**EXERCISE OBJECTIVE**
Leave out the pictures, then reproduce the rest of the material exactly.

**INPUT DATA**
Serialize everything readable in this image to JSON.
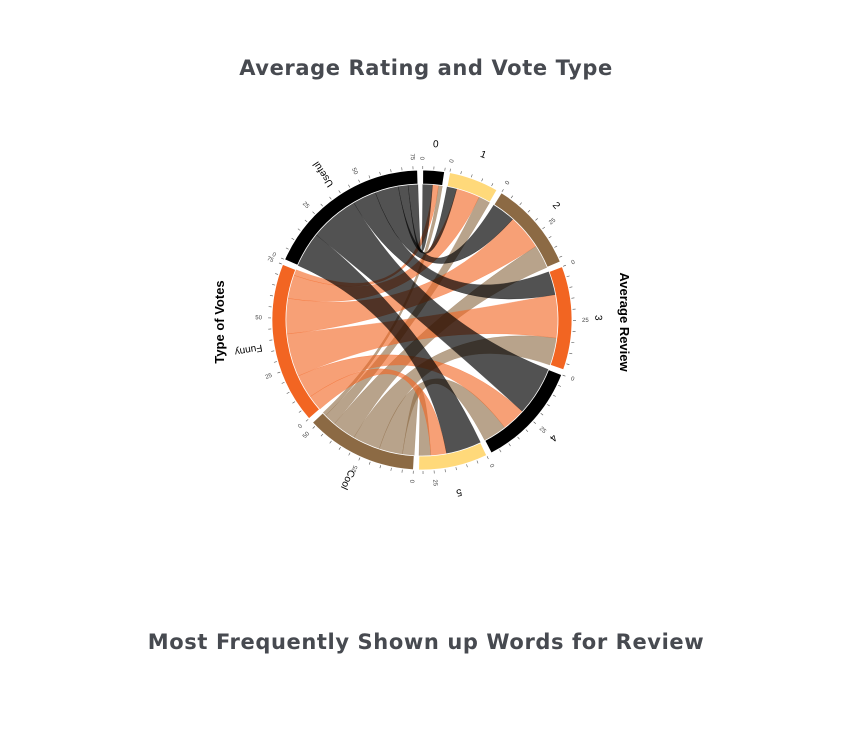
{
  "headings": {
    "chart_title": "Average Rating and Vote Type",
    "section_title": "Most Frequently Shown up Words for Review"
  },
  "chart_data": {
    "type": "chord",
    "title": "Average Rating and Vote Type",
    "left_label": "Type of Votes",
    "right_label": "Average Review",
    "vote_types": [
      "Funny",
      "Useful",
      "Cool"
    ],
    "ratings": [
      "0",
      "1",
      "2",
      "3",
      "4",
      "5"
    ],
    "vote_colors": {
      "Funny": "#f26522",
      "Useful": "#000000",
      "Cool": "#8c6a44"
    },
    "rating_colors": [
      "#000000",
      "#ffd97a",
      "#8c6a44",
      "#f26522",
      "#000000",
      "#ffd97a"
    ],
    "matrix": {
      "Useful": [
        5,
        5,
        12,
        12,
        25,
        18
      ],
      "Funny": [
        3,
        12,
        18,
        22,
        12,
        8
      ],
      "Cool": [
        2,
        6,
        12,
        14,
        12,
        6
      ]
    },
    "tick_step": 25
  }
}
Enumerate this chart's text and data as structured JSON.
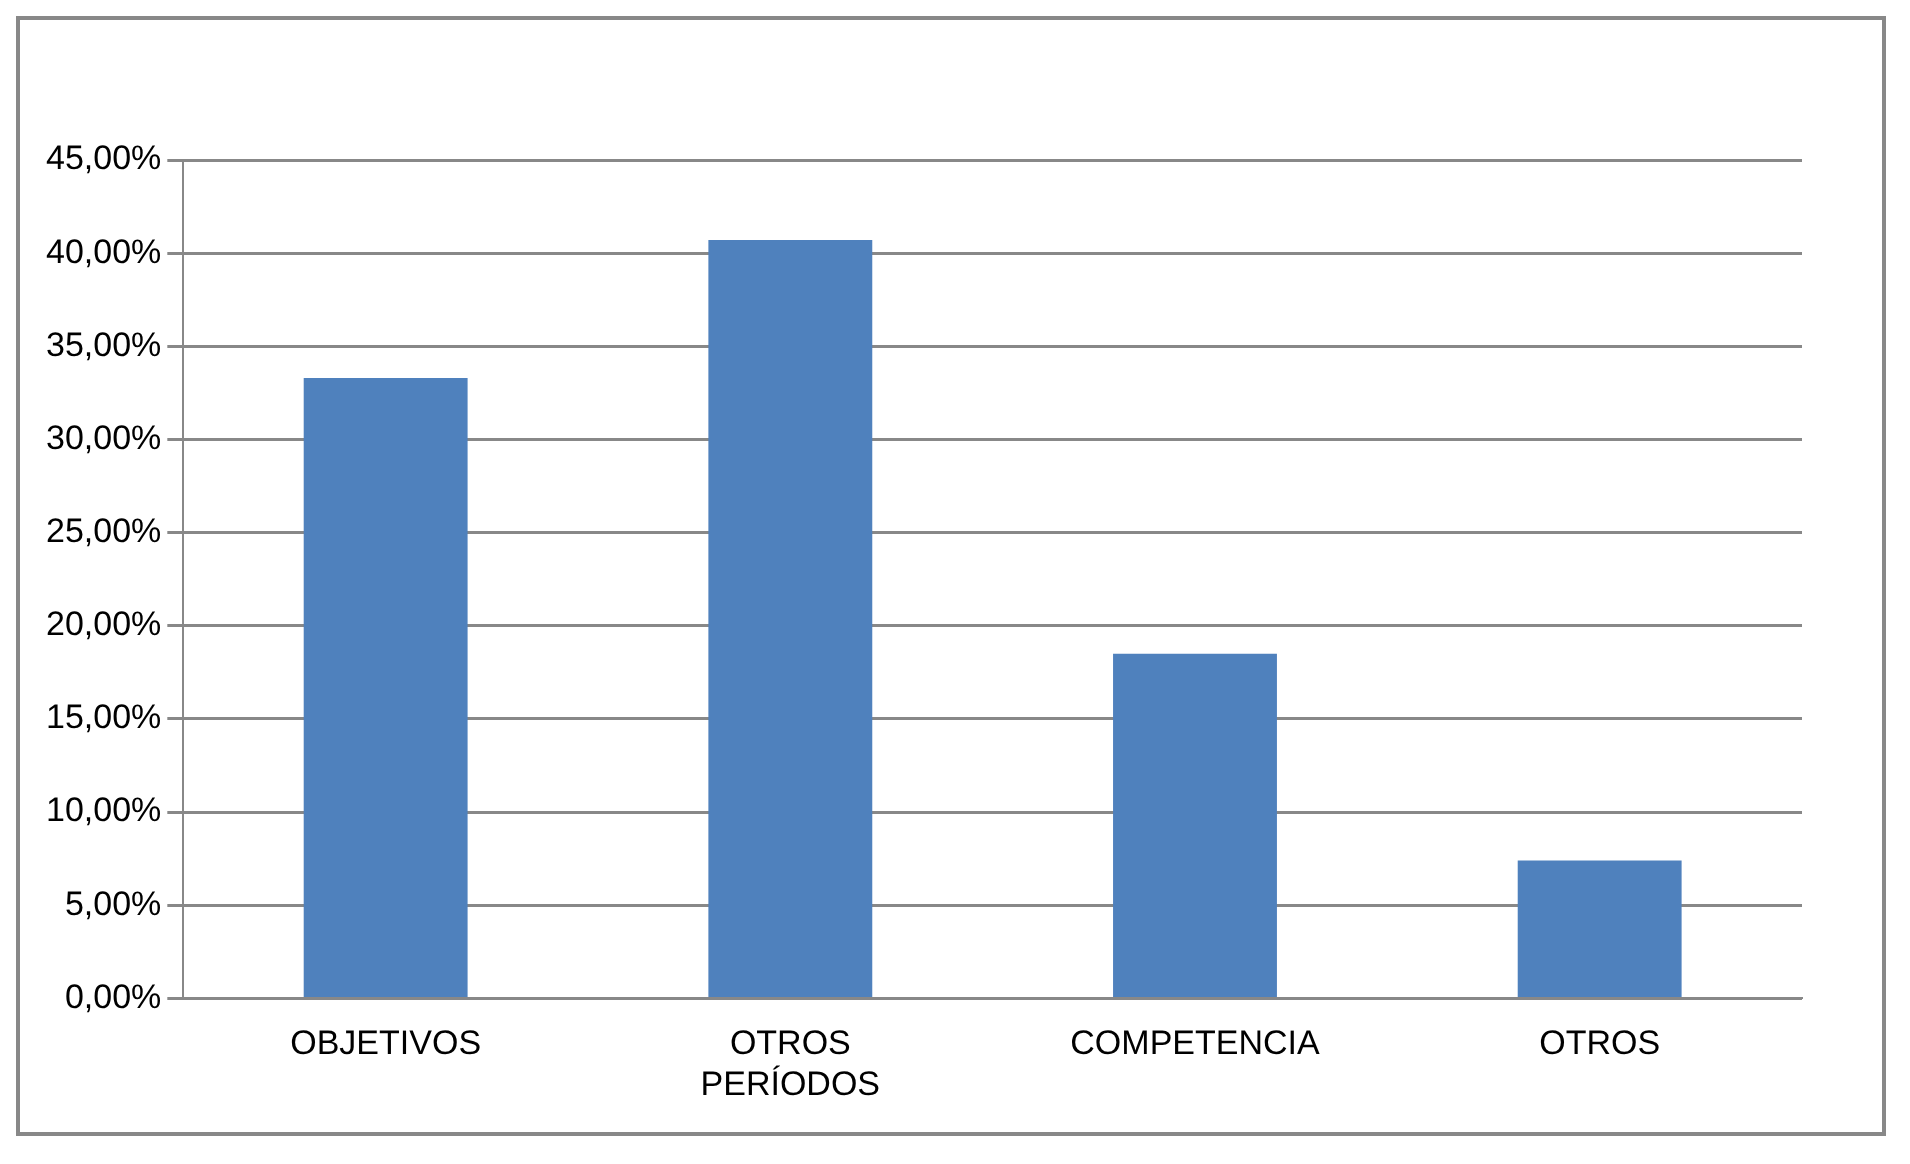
{
  "chart_data": {
    "type": "bar",
    "categories": [
      "OBJETIVOS",
      "OTROS PERÍODOS",
      "COMPETENCIA",
      "OTROS"
    ],
    "values": [
      33.3,
      40.7,
      18.5,
      7.4
    ],
    "color": "#4f81bd",
    "ylim": [
      0,
      45
    ],
    "yticks": [
      {
        "value": 0,
        "label": "0,00%"
      },
      {
        "value": 5,
        "label": "5,00%"
      },
      {
        "value": 10,
        "label": "10,00%"
      },
      {
        "value": 15,
        "label": "15,00%"
      },
      {
        "value": 20,
        "label": "20,00%"
      },
      {
        "value": 25,
        "label": "25,00%"
      },
      {
        "value": 30,
        "label": "30,00%"
      },
      {
        "value": 35,
        "label": "35,00%"
      },
      {
        "value": 40,
        "label": "40,00%"
      },
      {
        "value": 45,
        "label": "45,00%"
      }
    ],
    "grid": "y",
    "legend": false
  }
}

**SOLUTION FOR THIS EXERCISE**
Serialize everything readable in this image to JSON.
{
  "headings": {
    "chart_title": "Average Rating and Vote Type",
    "section_title": "Most Frequently Shown up Words for Review"
  },
  "chart_data": {
    "type": "chord",
    "title": "Average Rating and Vote Type",
    "left_label": "Type of Votes",
    "right_label": "Average Review",
    "vote_types": [
      "Funny",
      "Useful",
      "Cool"
    ],
    "ratings": [
      "0",
      "1",
      "2",
      "3",
      "4",
      "5"
    ],
    "vote_colors": {
      "Funny": "#f26522",
      "Useful": "#000000",
      "Cool": "#8c6a44"
    },
    "rating_colors": [
      "#000000",
      "#ffd97a",
      "#8c6a44",
      "#f26522",
      "#000000",
      "#ffd97a"
    ],
    "matrix": {
      "Useful": [
        5,
        5,
        12,
        12,
        25,
        18
      ],
      "Funny": [
        3,
        12,
        18,
        22,
        12,
        8
      ],
      "Cool": [
        2,
        6,
        12,
        14,
        12,
        6
      ]
    },
    "tick_step": 25
  }
}
Enumerate this chart's text and data as structured JSON.
{
  "chart_data": {
    "type": "bar",
    "categories": [
      "OBJETIVOS",
      "OTROS PERÍODOS",
      "COMPETENCIA",
      "OTROS"
    ],
    "values": [
      33.3,
      40.7,
      18.5,
      7.4
    ],
    "color": "#4f81bd",
    "ylim": [
      0,
      45
    ],
    "yticks": [
      {
        "value": 0,
        "label": "0,00%"
      },
      {
        "value": 5,
        "label": "5,00%"
      },
      {
        "value": 10,
        "label": "10,00%"
      },
      {
        "value": 15,
        "label": "15,00%"
      },
      {
        "value": 20,
        "label": "20,00%"
      },
      {
        "value": 25,
        "label": "25,00%"
      },
      {
        "value": 30,
        "label": "30,00%"
      },
      {
        "value": 35,
        "label": "35,00%"
      },
      {
        "value": 40,
        "label": "40,00%"
      },
      {
        "value": 45,
        "label": "45,00%"
      }
    ],
    "grid": "y",
    "legend": false
  }
}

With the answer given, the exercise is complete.